## WORK REQUIRED
Print exactly the lines from the line with "What does this" to the last line of the data, please, both included.

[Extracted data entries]

"""

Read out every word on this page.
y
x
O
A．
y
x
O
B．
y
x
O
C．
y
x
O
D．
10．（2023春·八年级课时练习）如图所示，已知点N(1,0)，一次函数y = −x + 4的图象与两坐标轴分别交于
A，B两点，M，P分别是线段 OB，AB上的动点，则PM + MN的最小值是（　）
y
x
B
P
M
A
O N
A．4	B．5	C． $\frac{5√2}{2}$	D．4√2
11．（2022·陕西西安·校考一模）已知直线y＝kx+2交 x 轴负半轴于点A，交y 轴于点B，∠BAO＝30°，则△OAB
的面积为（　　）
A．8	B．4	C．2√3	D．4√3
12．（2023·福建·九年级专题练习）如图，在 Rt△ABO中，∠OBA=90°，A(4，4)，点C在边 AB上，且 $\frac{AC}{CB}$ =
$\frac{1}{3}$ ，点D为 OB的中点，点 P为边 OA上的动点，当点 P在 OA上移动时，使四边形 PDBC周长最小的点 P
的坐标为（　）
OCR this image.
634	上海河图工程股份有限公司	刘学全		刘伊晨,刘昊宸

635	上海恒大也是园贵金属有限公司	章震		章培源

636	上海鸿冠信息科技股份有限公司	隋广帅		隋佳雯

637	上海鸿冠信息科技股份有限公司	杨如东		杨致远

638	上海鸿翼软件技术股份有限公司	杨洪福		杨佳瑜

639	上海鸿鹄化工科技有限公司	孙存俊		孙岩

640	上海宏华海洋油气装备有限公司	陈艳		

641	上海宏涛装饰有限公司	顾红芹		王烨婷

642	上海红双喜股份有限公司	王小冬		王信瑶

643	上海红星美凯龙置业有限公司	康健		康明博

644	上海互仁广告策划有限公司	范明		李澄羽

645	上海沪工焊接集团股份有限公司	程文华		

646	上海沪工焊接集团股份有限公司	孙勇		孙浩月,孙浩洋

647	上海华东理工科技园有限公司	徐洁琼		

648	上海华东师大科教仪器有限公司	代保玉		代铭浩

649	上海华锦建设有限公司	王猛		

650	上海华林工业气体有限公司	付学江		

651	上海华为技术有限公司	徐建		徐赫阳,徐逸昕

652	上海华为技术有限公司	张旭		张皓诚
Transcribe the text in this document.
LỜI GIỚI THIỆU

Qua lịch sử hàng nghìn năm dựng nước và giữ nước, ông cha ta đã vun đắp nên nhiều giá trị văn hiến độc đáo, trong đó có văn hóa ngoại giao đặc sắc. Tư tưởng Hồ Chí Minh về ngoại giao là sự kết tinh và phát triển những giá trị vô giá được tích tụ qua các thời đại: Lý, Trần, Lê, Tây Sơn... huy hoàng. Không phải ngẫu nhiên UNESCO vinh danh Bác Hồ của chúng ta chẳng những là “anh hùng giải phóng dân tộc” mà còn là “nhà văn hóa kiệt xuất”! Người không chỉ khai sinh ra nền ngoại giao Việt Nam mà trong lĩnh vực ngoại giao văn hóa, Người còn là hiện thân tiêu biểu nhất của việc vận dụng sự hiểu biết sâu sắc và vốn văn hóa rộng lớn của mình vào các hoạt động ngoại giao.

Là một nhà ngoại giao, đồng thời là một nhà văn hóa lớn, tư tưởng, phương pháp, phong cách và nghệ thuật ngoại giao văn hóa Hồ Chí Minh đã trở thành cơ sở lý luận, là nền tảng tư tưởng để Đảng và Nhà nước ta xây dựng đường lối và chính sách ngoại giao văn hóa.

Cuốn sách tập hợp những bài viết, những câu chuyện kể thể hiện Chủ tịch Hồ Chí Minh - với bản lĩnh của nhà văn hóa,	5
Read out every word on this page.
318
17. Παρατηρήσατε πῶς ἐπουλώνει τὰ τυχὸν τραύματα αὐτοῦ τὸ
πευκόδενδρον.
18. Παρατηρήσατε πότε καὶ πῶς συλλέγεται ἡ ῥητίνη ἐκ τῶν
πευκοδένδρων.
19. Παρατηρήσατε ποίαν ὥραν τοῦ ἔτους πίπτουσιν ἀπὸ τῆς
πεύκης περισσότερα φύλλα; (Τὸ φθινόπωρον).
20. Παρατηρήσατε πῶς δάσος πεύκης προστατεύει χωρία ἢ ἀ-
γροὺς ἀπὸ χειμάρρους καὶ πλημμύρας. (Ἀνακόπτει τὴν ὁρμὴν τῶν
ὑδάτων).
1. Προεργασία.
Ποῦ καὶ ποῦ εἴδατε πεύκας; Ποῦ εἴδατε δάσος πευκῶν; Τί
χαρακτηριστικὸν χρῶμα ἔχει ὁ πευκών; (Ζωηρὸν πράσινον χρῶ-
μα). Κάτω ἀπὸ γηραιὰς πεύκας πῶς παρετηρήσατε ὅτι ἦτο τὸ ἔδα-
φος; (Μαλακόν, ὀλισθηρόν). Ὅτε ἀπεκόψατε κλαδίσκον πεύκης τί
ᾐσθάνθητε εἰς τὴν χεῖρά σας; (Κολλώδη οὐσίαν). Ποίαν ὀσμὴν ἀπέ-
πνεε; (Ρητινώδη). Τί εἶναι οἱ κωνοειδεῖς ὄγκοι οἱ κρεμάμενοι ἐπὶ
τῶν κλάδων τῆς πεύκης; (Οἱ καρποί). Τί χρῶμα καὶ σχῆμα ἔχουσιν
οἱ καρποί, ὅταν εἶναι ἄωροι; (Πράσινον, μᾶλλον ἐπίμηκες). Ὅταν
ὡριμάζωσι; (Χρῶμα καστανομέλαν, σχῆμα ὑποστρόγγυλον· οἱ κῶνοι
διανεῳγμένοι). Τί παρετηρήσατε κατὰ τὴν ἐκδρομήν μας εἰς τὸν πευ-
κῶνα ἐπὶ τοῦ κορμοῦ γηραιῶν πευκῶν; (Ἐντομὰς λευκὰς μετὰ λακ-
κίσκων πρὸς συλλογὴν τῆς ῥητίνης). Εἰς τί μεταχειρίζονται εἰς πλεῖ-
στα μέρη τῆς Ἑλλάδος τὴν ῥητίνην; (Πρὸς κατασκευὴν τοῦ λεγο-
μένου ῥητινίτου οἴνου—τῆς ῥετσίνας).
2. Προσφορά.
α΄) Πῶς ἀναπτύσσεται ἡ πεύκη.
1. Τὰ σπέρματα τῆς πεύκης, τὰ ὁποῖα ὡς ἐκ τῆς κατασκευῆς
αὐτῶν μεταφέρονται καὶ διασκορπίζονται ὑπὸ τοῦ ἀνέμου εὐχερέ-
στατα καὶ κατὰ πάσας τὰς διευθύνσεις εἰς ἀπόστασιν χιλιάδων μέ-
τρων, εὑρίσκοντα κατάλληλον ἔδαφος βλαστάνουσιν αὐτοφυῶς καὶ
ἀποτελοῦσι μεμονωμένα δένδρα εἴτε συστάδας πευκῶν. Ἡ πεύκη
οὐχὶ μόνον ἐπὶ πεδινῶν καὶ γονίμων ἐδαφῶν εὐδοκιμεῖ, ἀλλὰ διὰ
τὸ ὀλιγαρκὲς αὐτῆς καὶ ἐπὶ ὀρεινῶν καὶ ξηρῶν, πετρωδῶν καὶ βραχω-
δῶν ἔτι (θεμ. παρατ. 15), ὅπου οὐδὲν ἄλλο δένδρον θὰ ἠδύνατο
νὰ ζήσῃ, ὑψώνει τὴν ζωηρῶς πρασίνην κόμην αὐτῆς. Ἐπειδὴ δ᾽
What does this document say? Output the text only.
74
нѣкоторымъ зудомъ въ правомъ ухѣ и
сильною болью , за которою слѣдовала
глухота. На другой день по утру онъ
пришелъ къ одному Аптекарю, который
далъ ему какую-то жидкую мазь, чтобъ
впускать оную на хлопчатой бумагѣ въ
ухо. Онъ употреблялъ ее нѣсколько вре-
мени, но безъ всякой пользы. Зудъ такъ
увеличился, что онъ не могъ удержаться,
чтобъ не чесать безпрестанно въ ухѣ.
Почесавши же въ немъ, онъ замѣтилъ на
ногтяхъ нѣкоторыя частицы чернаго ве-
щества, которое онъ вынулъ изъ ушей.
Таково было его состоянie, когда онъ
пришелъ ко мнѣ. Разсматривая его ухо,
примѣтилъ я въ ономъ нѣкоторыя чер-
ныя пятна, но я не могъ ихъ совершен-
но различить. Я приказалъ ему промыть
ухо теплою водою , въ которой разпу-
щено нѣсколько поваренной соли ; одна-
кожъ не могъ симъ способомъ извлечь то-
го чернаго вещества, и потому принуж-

"""

## OUTPUT OF THE TASK
What does this document say? Output the text only.
74
нѣкоторымъ зудомъ въ правомъ ухѣ и
сильною болью , за которою слѣдовала
глухота. На другой день по утру онъ
пришелъ къ одному Аптекарю, который
далъ ему какую-то жидкую мазь, чтобъ
впускать оную на хлопчатой бумагѣ въ
ухо. Онъ употреблялъ ее нѣсколько вре-
мени, но безъ всякой пользы. Зудъ такъ
увеличился, что онъ не могъ удержаться,
чтобъ не чесать безпрестанно въ ухѣ.
Почесавши же въ немъ, онъ замѣтилъ на
ногтяхъ нѣкоторыя частицы чернаго ве-
щества, которое онъ вынулъ изъ ушей.
Таково было его состоянie, когда онъ
пришелъ ко мнѣ. Разсматривая его ухо,
примѣтилъ я въ ономъ нѣкоторыя чер-
ныя пятна, но я не могъ ихъ совершен-
но различить. Я приказалъ ему промыть
ухо теплою водою , въ которой разпу-
щено нѣсколько поваренной соли ; одна-
кожъ не могъ симъ способомъ извлечь то-
го чернаго вещества, и потому принуж-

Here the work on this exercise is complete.